## SOURCE RECORDS
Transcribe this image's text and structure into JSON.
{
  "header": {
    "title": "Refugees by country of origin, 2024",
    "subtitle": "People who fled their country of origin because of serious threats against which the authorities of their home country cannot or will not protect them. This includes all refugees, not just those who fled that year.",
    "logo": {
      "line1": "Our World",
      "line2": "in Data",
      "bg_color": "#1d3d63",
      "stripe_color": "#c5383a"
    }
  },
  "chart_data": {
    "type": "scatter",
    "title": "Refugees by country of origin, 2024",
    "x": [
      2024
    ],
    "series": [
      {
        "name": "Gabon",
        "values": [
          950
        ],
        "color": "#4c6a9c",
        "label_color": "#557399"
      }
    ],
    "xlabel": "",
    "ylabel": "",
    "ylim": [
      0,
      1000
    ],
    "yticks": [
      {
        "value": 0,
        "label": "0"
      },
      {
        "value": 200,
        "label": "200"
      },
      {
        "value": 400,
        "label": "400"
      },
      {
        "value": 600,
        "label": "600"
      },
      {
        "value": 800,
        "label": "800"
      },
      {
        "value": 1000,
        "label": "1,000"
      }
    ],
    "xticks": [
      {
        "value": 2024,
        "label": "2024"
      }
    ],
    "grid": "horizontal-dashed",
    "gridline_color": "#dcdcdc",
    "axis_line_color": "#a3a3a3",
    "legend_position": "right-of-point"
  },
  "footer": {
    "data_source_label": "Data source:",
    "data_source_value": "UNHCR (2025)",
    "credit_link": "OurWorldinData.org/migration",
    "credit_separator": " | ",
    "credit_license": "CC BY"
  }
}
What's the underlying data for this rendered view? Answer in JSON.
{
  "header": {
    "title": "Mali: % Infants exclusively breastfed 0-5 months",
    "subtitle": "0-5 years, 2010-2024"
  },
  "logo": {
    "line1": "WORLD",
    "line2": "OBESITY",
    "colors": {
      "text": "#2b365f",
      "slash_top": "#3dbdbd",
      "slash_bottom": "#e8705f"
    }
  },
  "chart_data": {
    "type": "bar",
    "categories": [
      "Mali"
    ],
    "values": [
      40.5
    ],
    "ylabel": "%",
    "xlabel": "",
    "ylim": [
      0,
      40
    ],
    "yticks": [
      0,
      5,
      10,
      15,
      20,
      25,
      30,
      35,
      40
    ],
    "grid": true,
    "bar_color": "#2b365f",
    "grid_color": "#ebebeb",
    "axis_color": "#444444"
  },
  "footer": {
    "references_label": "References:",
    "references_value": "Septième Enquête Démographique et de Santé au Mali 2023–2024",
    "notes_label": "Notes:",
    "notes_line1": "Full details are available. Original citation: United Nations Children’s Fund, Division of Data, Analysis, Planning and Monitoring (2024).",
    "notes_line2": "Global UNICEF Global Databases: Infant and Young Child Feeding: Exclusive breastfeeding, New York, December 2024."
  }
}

## SHORT TASK
From the line containing "What's the underlying" through the closing line of the material above, return every line exactly and omit all others.

## PROBLEM SOLUTION
What's the underlying data for this rendered view? Answer in JSON.
{
  "header": {
    "title": "Mali: % Infants exclusively breastfed 0-5 months",
    "subtitle": "0-5 years, 2010-2024"
  },
  "logo": {
    "line1": "WORLD",
    "line2": "OBESITY",
    "colors": {
      "text": "#2b365f",
      "slash_top": "#3dbdbd",
      "slash_bottom": "#e8705f"
    }
  },
  "chart_data": {
    "type": "bar",
    "categories": [
      "Mali"
    ],
    "values": [
      40.5
    ],
    "ylabel": "%",
    "xlabel": "",
    "ylim": [
      0,
      40
    ],
    "yticks": [
      0,
      5,
      10,
      15,
      20,
      25,
      30,
      35,
      40
    ],
    "grid": true,
    "bar_color": "#2b365f",
    "grid_color": "#ebebeb",
    "axis_color": "#444444"
  },
  "footer": {
    "references_label": "References:",
    "references_value": "Septième Enquête Démographique et de Santé au Mali 2023–2024",
    "notes_label": "Notes:",
    "notes_line1": "Full details are available. Original citation: United Nations Children’s Fund, Division of Data, Analysis, Planning and Monitoring (2024).",
    "notes_line2": "Global UNICEF Global Databases: Infant and Young Child Feeding: Exclusive breastfeeding, New York, December 2024."
  }
}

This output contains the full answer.